• YOUR OBJECTIVE:
In the material below, output the lines from the line with "151, 495, 202]" up to and including the line with "svg-text:4 values arenot". Reproduce them character for character and give nothing else.

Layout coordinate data
--- BEGIN ---

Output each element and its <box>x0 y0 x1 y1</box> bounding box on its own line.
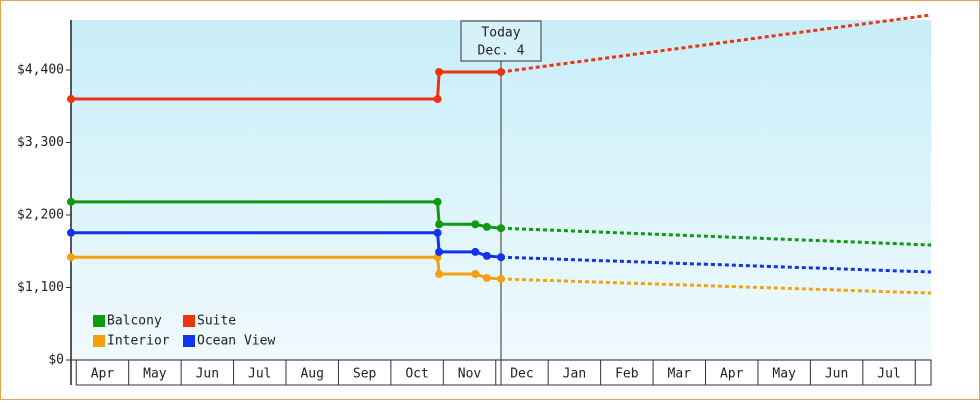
x-tick-label: Mar <box>668 367 692 382</box>
y-tick-label: $2,200 <box>17 208 64 223</box>
y-tick-label: $4,400 <box>17 63 64 78</box>
price-point <box>435 67 444 76</box>
projection-line <box>500 255 932 274</box>
price-point <box>67 228 75 237</box>
legend-label: Suite <box>197 314 236 329</box>
legend-swatch <box>93 315 105 327</box>
x-tick-label: Jul <box>248 367 271 382</box>
today-box <box>460 20 542 62</box>
price-point <box>433 95 442 104</box>
price-point <box>435 247 444 256</box>
legend-swatch <box>183 315 195 327</box>
price-point <box>435 220 444 229</box>
x-tick-label: May <box>772 367 796 382</box>
today-label: Dec. 4 <box>478 44 525 59</box>
projection-line <box>500 277 932 295</box>
x-tick-label: Jun <box>825 367 848 382</box>
x-tick-label: Nov <box>458 367 482 382</box>
x-tick-label: May <box>143 367 167 382</box>
price-point <box>471 269 480 278</box>
legend-label: Balcony <box>107 314 162 329</box>
price-point <box>482 251 491 260</box>
price-point <box>471 220 480 229</box>
x-tick-label: Jun <box>196 367 219 382</box>
projection-line <box>500 226 932 247</box>
y-tick-label: $0 <box>48 353 64 368</box>
price-point <box>435 269 444 278</box>
x-tick-label: Dec <box>510 367 533 382</box>
price-point <box>67 253 75 262</box>
today-label: Today <box>481 26 520 41</box>
x-tick-label: Sep <box>353 367 377 382</box>
legend-swatch <box>93 335 105 347</box>
price-point <box>433 197 442 206</box>
legend-label: Interior <box>107 334 170 349</box>
price-point <box>471 247 480 256</box>
price-line <box>71 70 501 101</box>
y-tick-label: $3,300 <box>17 135 64 150</box>
x-tick-label: Apr <box>91 367 115 382</box>
x-tick-label: Jul <box>877 367 900 382</box>
price-point <box>67 95 75 104</box>
legend-label: Ocean View <box>197 334 275 349</box>
x-tick-label: Jan <box>563 367 586 382</box>
x-tick-label: Aug <box>300 367 323 382</box>
price-point <box>497 253 505 262</box>
projection-line <box>500 13 932 74</box>
price-point <box>497 274 505 283</box>
price-point <box>497 67 505 76</box>
x-tick-label: Oct <box>405 367 428 382</box>
x-tick-label: Apr <box>720 367 744 382</box>
legend-swatch <box>183 335 195 347</box>
price-point <box>482 222 491 231</box>
price-point <box>482 273 491 282</box>
x-tick-label: Feb <box>615 367 639 382</box>
x-axis-band <box>75 359 932 386</box>
y-tick-label: $1,100 <box>17 280 64 295</box>
price-point <box>497 224 505 233</box>
price-point <box>433 228 442 237</box>
price-point <box>67 197 75 206</box>
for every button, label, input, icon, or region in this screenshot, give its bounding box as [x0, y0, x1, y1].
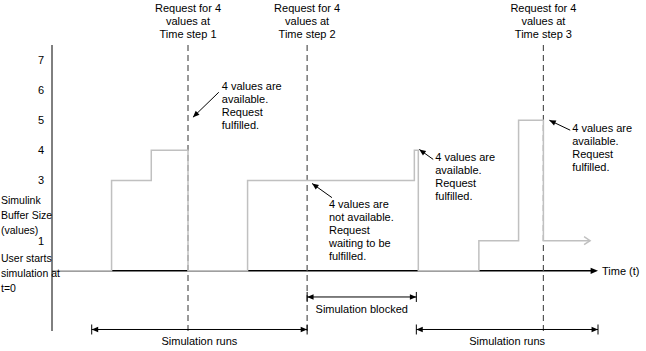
svg-text:4 values areavailable.Requestf: 4 values areavailable.Requestfulfilled.: [435, 151, 495, 202]
svg-text:4 values arenot available.Requ: 4 values arenot available.Requestwaiting…: [328, 198, 394, 262]
html-text:User starts simulation at t=0: User starts simulation at t=0: [1, 252, 60, 294]
svg-text:4: 4: [38, 144, 44, 156]
svg-text:7: 7: [38, 54, 44, 66]
svg-text:Request for 4values atTime ste: Request for 4values atTime step 2: [274, 2, 340, 40]
svg-text:5: 5: [38, 114, 44, 126]
svg-text:Simulation runs: Simulation runs: [469, 335, 545, 347]
svg-text:4 values areavailable.Requestf: 4 values areavailable.Requestfulfilled.: [222, 80, 282, 131]
svg-text:1: 1: [38, 235, 44, 247]
svg-text:Simulation runs: Simulation runs: [162, 335, 238, 347]
svg-text:Request for 4values atTime ste: Request for 4values atTime step 1: [155, 2, 221, 40]
svg-text:6: 6: [38, 84, 44, 96]
svg-text:Request for 4values atTime ste: Request for 4values atTime step 3: [510, 2, 576, 40]
svg-text:Time (t): Time (t): [602, 265, 638, 277]
svg-text:4 values areavailable.Requestf: 4 values areavailable.Requestfulfilled.: [572, 122, 632, 173]
svg-text:Simulation blocked: Simulation blocked: [316, 303, 408, 315]
html-text:Simulink Buffer Size (values): Simulink Buffer Size (values): [1, 194, 53, 236]
svg-text:3: 3: [38, 174, 44, 186]
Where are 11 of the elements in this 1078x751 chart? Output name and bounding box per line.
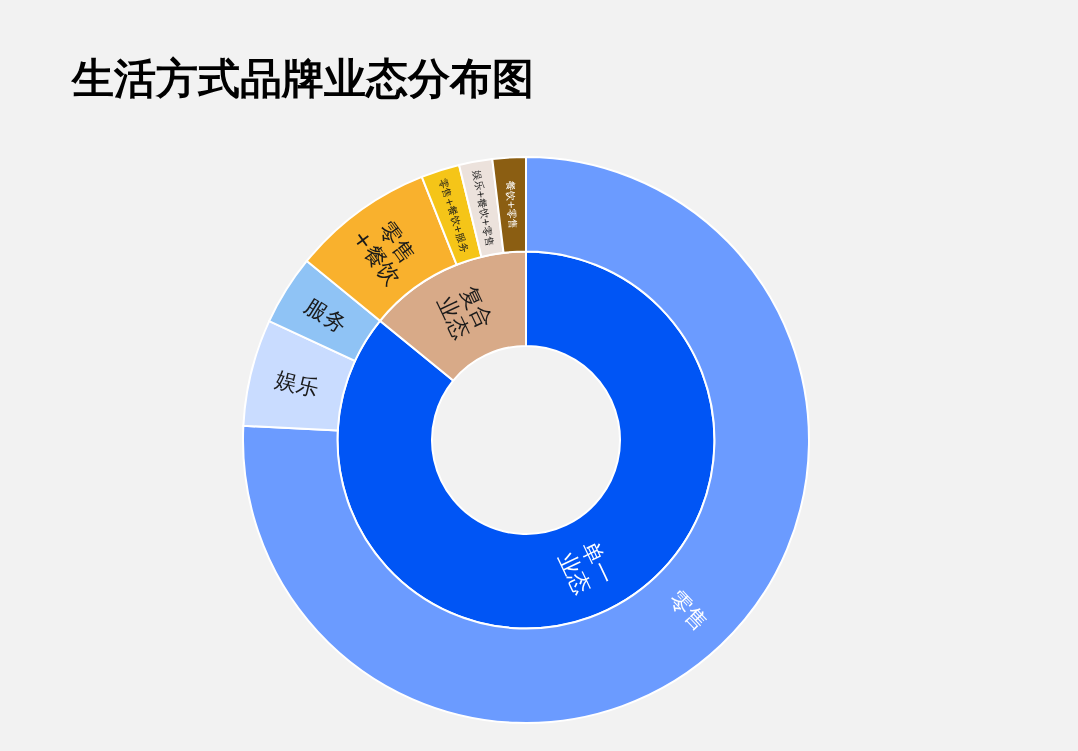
slice-label: 娱乐+餐饮+零售 xyxy=(471,169,497,247)
slice-label: 零售+餐饮 xyxy=(348,217,421,290)
slice-label: 服务 xyxy=(300,292,352,338)
slice-label: 娱乐 xyxy=(272,366,322,401)
slice-label: 零售+餐饮+服务 xyxy=(437,177,472,254)
slice-label: 餐饮+零售 xyxy=(505,180,519,230)
donut-slice xyxy=(242,156,810,724)
slice-label: 复合业态 xyxy=(433,281,498,344)
slice-label: 零售 xyxy=(664,586,713,636)
chart-title: 生活方式品牌业态分布图 xyxy=(72,54,534,104)
slice-label: 单一业态 xyxy=(554,536,619,599)
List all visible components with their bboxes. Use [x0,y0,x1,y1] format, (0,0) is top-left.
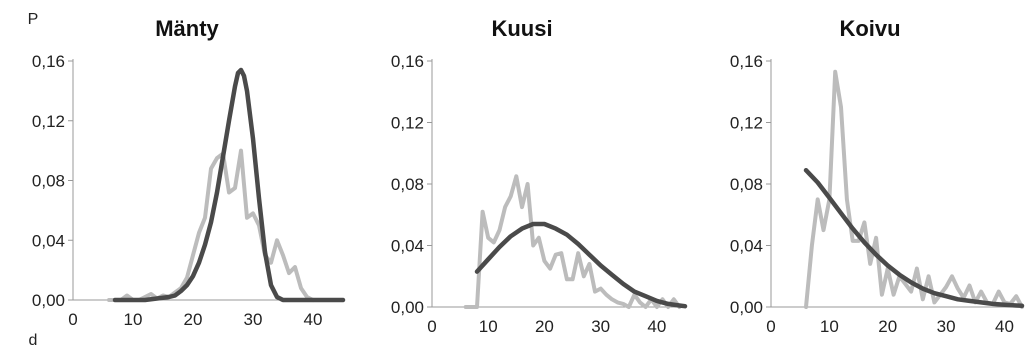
y-tick-label: 0,12 [32,112,65,131]
y-tick-label: 0,12 [391,114,424,133]
chart-manty: Mänty 0,00 0,04 0,08 0,12 0,16 0 10 20 30 40 [32,16,346,329]
x-axis-label: d [29,332,38,347]
x-tick-label: 30 [244,310,263,329]
x-tick-label: 30 [937,317,956,336]
x-tick-label: 10 [124,310,143,329]
y-tick-label: 0,04 [391,237,424,256]
chart-koivu: Koivu 0,00 0,04 0,08 0,12 0,16 0 10 20 30 40 [730,16,1025,336]
y-tick-label: 0,16 [32,52,65,71]
x-tick-label: 0 [427,317,436,336]
x-tick-label: 30 [591,317,610,336]
fitted-series-line [474,221,688,309]
y-tick-label: 0,16 [730,52,763,71]
x-tick-label: 20 [184,310,203,329]
x-tick-label: 40 [304,310,323,329]
x-tick-label: 40 [647,317,666,336]
x-tick-label: 0 [766,317,775,336]
y-axis-label: P [28,11,39,28]
y-tick-label: 0,00 [391,298,424,317]
observed-series-line [804,69,1024,309]
chart-title: Koivu [839,16,900,41]
y-tick-label: 0,08 [391,175,424,194]
y-tick-label: 0,08 [32,172,65,191]
y-tick-label: 0,00 [730,298,763,317]
chart-panels: Mänty 0,00 0,04 0,08 0,12 0,16 0 10 20 30 40 Kuusi 0… [32,16,1025,336]
y-tick-label: 0,00 [32,291,65,310]
x-tick-label: 20 [878,317,897,336]
x-tick-label: 10 [820,317,839,336]
fitted-series-line [112,67,346,303]
chart-title: Mänty [155,16,219,41]
fitted-series-line [803,167,1025,309]
x-tick-label: 20 [535,317,554,336]
x-tick-label: 10 [479,317,498,336]
y-tick-label: 0,16 [391,52,424,71]
y-tick-label: 0,04 [730,237,763,256]
observed-series-line [107,148,315,302]
y-tick-label: 0,12 [730,114,763,133]
chart-kuusi: Kuusi 0,00 0,04 0,08 0,12 0,16 0 10 20 30 40 [391,16,688,336]
chart-title: Kuusi [491,16,552,41]
x-tick-label: 40 [995,317,1014,336]
y-tick-label: 0,04 [32,231,65,250]
x-tick-label: 0 [68,310,77,329]
observed-series-line [463,174,682,309]
y-tick-label: 0,08 [730,175,763,194]
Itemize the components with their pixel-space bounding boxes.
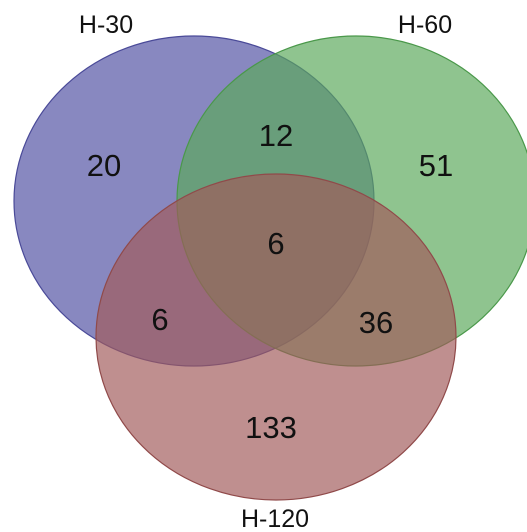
set-label-h120: H-120 xyxy=(241,505,309,532)
count-all-three: 6 xyxy=(267,226,284,261)
count-h30-h60: 12 xyxy=(259,118,293,153)
count-h30-only: 20 xyxy=(87,148,121,183)
set-label-h30: H-30 xyxy=(79,11,133,39)
set-circle-h120 xyxy=(95,173,457,501)
count-h30-h120: 6 xyxy=(151,302,168,337)
count-h60-only: 51 xyxy=(419,148,453,183)
count-h120-only: 133 xyxy=(245,410,297,445)
set-label-h60: H-60 xyxy=(398,11,452,39)
count-h60-h120: 36 xyxy=(359,305,393,340)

--- END ---

• EXERCISE OUTPUT:
svg-text:4 values areavailable.Requestf: 4 values areavailable.Requestfulfilled.: [435, 151, 495, 202]
svg-text:4 values arenot available.Requ: 4 values arenot available.Requestwaiting…: [328, 198, 394, 262]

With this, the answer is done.